INSTRUCTIONS TO FOLLOW:
Copy the following material line for line, without changing any character.

STORED DATA:
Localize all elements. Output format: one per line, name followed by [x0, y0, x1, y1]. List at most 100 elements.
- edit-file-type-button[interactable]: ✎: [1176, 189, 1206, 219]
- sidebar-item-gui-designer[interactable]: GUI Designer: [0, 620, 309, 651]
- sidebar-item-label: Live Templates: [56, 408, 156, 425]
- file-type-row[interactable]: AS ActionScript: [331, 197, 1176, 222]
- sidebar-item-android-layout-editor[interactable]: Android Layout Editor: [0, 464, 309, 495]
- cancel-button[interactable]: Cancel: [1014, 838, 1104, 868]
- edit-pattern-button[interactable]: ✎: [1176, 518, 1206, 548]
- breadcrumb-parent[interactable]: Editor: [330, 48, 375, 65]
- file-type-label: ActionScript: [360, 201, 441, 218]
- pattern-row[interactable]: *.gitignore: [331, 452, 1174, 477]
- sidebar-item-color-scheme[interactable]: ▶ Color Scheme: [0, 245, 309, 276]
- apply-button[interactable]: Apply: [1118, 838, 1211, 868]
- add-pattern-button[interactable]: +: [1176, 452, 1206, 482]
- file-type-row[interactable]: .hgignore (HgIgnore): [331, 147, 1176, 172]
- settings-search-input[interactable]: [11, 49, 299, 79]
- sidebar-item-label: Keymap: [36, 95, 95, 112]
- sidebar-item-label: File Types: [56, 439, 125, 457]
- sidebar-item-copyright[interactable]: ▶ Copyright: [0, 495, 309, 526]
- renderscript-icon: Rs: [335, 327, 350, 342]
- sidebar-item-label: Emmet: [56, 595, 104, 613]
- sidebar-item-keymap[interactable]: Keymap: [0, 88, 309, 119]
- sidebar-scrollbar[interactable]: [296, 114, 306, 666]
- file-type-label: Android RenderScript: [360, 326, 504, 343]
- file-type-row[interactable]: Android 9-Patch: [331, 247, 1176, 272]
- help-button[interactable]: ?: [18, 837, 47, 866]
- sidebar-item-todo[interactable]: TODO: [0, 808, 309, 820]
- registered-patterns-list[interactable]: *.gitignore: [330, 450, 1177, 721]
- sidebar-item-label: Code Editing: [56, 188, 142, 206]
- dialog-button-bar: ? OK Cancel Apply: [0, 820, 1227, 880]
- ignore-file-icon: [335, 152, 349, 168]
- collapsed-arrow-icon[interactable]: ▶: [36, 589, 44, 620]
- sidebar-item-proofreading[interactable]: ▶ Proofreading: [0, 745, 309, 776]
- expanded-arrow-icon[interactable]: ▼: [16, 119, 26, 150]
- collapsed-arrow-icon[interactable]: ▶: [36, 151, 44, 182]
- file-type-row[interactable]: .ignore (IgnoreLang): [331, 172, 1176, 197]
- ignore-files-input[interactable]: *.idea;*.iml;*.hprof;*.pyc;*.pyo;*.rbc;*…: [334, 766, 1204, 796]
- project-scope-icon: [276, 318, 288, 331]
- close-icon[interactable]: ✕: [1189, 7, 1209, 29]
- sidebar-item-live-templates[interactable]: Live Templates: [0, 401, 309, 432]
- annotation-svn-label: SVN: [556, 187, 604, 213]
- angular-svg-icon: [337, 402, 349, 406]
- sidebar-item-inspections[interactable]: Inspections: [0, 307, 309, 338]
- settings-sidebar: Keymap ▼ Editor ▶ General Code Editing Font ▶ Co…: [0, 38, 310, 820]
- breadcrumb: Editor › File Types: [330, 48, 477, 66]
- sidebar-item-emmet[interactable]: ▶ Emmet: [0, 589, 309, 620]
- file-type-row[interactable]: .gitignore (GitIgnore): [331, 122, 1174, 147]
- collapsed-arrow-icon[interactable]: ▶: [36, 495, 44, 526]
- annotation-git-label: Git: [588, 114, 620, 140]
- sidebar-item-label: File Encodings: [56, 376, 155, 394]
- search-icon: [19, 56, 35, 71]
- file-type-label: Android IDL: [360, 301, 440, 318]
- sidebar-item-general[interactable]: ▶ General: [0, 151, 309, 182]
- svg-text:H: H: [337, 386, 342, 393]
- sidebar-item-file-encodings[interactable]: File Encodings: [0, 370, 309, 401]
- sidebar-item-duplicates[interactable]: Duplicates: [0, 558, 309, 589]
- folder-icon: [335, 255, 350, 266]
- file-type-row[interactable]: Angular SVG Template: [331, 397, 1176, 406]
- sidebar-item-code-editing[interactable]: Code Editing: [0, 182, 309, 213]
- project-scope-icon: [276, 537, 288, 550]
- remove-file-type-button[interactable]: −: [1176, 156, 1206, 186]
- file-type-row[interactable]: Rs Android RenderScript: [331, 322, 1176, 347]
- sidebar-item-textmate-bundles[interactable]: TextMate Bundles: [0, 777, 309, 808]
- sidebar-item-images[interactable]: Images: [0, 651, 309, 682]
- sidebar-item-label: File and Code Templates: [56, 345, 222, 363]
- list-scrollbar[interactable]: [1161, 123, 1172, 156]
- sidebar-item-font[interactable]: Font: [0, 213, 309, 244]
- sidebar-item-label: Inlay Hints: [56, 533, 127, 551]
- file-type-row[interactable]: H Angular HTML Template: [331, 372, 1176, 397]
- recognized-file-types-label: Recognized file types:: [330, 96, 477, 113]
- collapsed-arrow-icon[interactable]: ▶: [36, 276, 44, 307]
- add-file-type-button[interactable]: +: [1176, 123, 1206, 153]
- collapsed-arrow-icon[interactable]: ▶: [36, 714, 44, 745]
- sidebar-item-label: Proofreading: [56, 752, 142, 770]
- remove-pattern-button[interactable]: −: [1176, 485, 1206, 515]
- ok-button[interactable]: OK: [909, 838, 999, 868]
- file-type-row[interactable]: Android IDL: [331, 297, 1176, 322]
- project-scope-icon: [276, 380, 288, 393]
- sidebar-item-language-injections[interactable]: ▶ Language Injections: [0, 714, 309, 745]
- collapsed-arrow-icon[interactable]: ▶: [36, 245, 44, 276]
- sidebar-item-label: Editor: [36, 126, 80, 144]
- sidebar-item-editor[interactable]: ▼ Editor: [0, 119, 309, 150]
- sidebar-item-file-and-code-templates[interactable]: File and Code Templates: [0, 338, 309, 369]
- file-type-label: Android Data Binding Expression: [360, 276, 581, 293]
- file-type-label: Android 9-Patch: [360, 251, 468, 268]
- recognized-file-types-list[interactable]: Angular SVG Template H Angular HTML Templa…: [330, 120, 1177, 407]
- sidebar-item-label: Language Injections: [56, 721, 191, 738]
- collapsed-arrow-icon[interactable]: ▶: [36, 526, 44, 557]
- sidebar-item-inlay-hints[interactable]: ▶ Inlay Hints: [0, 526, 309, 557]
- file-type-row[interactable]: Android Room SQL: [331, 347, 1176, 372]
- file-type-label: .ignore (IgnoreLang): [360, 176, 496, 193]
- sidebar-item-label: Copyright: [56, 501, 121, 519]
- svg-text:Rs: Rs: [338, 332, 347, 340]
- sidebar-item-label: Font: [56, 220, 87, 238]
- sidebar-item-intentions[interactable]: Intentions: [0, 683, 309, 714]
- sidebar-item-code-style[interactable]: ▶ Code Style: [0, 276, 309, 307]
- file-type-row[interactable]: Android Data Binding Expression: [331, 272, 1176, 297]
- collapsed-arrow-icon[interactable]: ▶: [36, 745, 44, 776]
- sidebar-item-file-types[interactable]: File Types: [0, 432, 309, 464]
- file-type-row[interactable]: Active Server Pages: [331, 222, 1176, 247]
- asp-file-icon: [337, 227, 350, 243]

RESULT:
Localize all elements. Output format: one per line, name followed by [x0, y0, x1, y1]. List at most 100 elements.
- edit-file-type-button[interactable]: ✎: [1176, 189, 1206, 219]
- sidebar-item-gui-designer[interactable]: GUI Designer: [0, 620, 309, 651]
- sidebar-item-label: Live Templates: [56, 408, 156, 425]
- file-type-row[interactable]: AS ActionScript: [331, 197, 1176, 222]
- sidebar-item-android-layout-editor[interactable]: Android Layout Editor: [0, 464, 309, 495]
- cancel-button[interactable]: Cancel: [1014, 838, 1104, 868]
- edit-pattern-button[interactable]: ✎: [1176, 518, 1206, 548]
- breadcrumb-parent[interactable]: Editor: [330, 48, 375, 65]
- file-type-label: ActionScript: [360, 201, 441, 218]
- pattern-row[interactable]: *.gitignore: [331, 452, 1174, 477]
- sidebar-item-color-scheme[interactable]: ▶ Color Scheme: [0, 245, 309, 276]
- apply-button[interactable]: Apply: [1118, 838, 1211, 868]
- add-pattern-button[interactable]: +: [1176, 452, 1206, 482]
- file-type-row[interactable]: .hgignore (HgIgnore): [331, 147, 1176, 172]
- settings-search-input[interactable]: [11, 49, 299, 79]
- sidebar-item-label: Keymap: [36, 95, 95, 112]
- sidebar-item-label: File Types: [56, 439, 125, 457]
- sidebar-item-copyright[interactable]: ▶ Copyright: [0, 495, 309, 526]
- renderscript-icon: Rs: [335, 327, 350, 342]
- sidebar-item-label: Emmet: [56, 595, 104, 613]
- sidebar-item-keymap[interactable]: Keymap: [0, 88, 309, 119]
- sidebar-scrollbar[interactable]: [296, 114, 306, 666]
- file-type-label: Android RenderScript: [360, 326, 504, 343]
- file-type-row[interactable]: Android 9-Patch: [331, 247, 1176, 272]
- help-button[interactable]: ?: [18, 837, 47, 866]
- sidebar-item-todo[interactable]: TODO: [0, 808, 309, 820]
- registered-patterns-list[interactable]: *.gitignore: [330, 450, 1177, 721]
- sidebar-item-label: Code Editing: [56, 188, 142, 206]
- dialog-button-bar: ? OK Cancel Apply: [0, 820, 1227, 880]
- ignore-file-icon: [335, 152, 349, 168]
- collapsed-arrow-icon[interactable]: ▶: [36, 589, 44, 620]
- sidebar-item-proofreading[interactable]: ▶ Proofreading: [0, 745, 309, 776]
- expanded-arrow-icon[interactable]: ▼: [16, 119, 26, 150]
- collapsed-arrow-icon[interactable]: ▶: [36, 151, 44, 182]
- file-type-row[interactable]: .ignore (IgnoreLang): [331, 172, 1176, 197]
- ignore-files-input[interactable]: *.idea;*.iml;*.hprof;*.pyc;*.pyo;*.rbc;*…: [334, 766, 1204, 796]
- project-scope-icon: [276, 318, 288, 331]
- close-icon[interactable]: ✕: [1189, 7, 1209, 29]
- sidebar-item-live-templates[interactable]: Live Templates: [0, 401, 309, 432]
- annotation-svn-label: SVN: [556, 187, 604, 213]
- angular-svg-icon: [337, 402, 349, 406]
- sidebar-item-inspections[interactable]: Inspections: [0, 307, 309, 338]
- settings-sidebar: Keymap ▼ Editor ▶ General Code Editing Font ▶ Co…: [0, 38, 310, 820]
- breadcrumb: Editor › File Types: [330, 48, 477, 66]
- sidebar-item-emmet[interactable]: ▶ Emmet: [0, 589, 309, 620]
- file-type-row[interactable]: .gitignore (GitIgnore): [331, 122, 1174, 147]
- collapsed-arrow-icon[interactable]: ▶: [36, 495, 44, 526]
- annotation-git-label: Git: [588, 114, 620, 140]
- sidebar-item-label: File Encodings: [56, 376, 155, 394]
- search-icon: [19, 56, 35, 71]
- file-type-label: Android IDL: [360, 301, 440, 318]
- sidebar-item-general[interactable]: ▶ General: [0, 151, 309, 182]
- svg-text:H: H: [337, 386, 342, 393]
- sidebar-item-file-encodings[interactable]: File Encodings: [0, 370, 309, 401]
- sidebar-item-duplicates[interactable]: Duplicates: [0, 558, 309, 589]
- folder-icon: [335, 255, 350, 266]
- file-type-row[interactable]: Angular SVG Template: [331, 397, 1176, 406]
- sidebar-item-code-editing[interactable]: Code Editing: [0, 182, 309, 213]
- project-scope-icon: [276, 537, 288, 550]
- remove-file-type-button[interactable]: −: [1176, 156, 1206, 186]
- file-type-row[interactable]: Rs Android RenderScript: [331, 322, 1176, 347]
- sidebar-item-textmate-bundles[interactable]: TextMate Bundles: [0, 777, 309, 808]
- sidebar-item-images[interactable]: Images: [0, 651, 309, 682]
- sidebar-item-label: File and Code Templates: [56, 345, 222, 363]
- list-scrollbar[interactable]: [1161, 123, 1172, 156]
- sidebar-item-font[interactable]: Font: [0, 213, 309, 244]
- sidebar-item-label: Inlay Hints: [56, 533, 127, 551]
- file-type-row[interactable]: H Angular HTML Template: [331, 372, 1176, 397]
- recognized-file-types-label: Recognized file types:: [330, 96, 477, 113]
- collapsed-arrow-icon[interactable]: ▶: [36, 276, 44, 307]
- add-file-type-button[interactable]: +: [1176, 123, 1206, 153]
- collapsed-arrow-icon[interactable]: ▶: [36, 714, 44, 745]
- sidebar-item-label: Proofreading: [56, 752, 142, 770]
- remove-pattern-button[interactable]: −: [1176, 485, 1206, 515]
- ok-button[interactable]: OK: [909, 838, 999, 868]
- file-type-row[interactable]: Android IDL: [331, 297, 1176, 322]
- project-scope-icon: [276, 380, 288, 393]
- sidebar-item-language-injections[interactable]: ▶ Language Injections: [0, 714, 309, 745]
- collapsed-arrow-icon[interactable]: ▶: [36, 245, 44, 276]
- sidebar-item-label: Editor: [36, 126, 80, 144]
- sidebar-item-editor[interactable]: ▼ Editor: [0, 119, 309, 150]
- sidebar-item-file-and-code-templates[interactable]: File and Code Templates: [0, 338, 309, 369]
- file-type-label: Android Data Binding Expression: [360, 276, 581, 293]
- file-type-label: Android 9-Patch: [360, 251, 468, 268]
- recognized-file-types-list[interactable]: Angular SVG Template H Angular HTML Templa…: [330, 120, 1177, 407]
- sidebar-item-label: Language Injections: [56, 721, 191, 738]
- collapsed-arrow-icon[interactable]: ▶: [36, 526, 44, 557]
- sidebar-item-inlay-hints[interactable]: ▶ Inlay Hints: [0, 526, 309, 557]
- file-type-row[interactable]: Android Room SQL: [331, 347, 1176, 372]
- file-type-label: .ignore (IgnoreLang): [360, 176, 496, 193]
- sidebar-item-label: Copyright: [56, 501, 121, 519]
- svg-text:Rs: Rs: [338, 332, 347, 340]
- sidebar-item-label: Font: [56, 220, 87, 238]
- sidebar-item-intentions[interactable]: Intentions: [0, 683, 309, 714]
- sidebar-item-code-style[interactable]: ▶ Code Style: [0, 276, 309, 307]
- file-type-row[interactable]: Android Data Binding Expression: [331, 272, 1176, 297]
- collapsed-arrow-icon[interactable]: ▶: [36, 745, 44, 776]
- sidebar-item-file-types[interactable]: File Types: [0, 432, 309, 464]
- file-type-row[interactable]: Active Server Pages: [331, 222, 1176, 247]
- asp-file-icon: [337, 227, 350, 243]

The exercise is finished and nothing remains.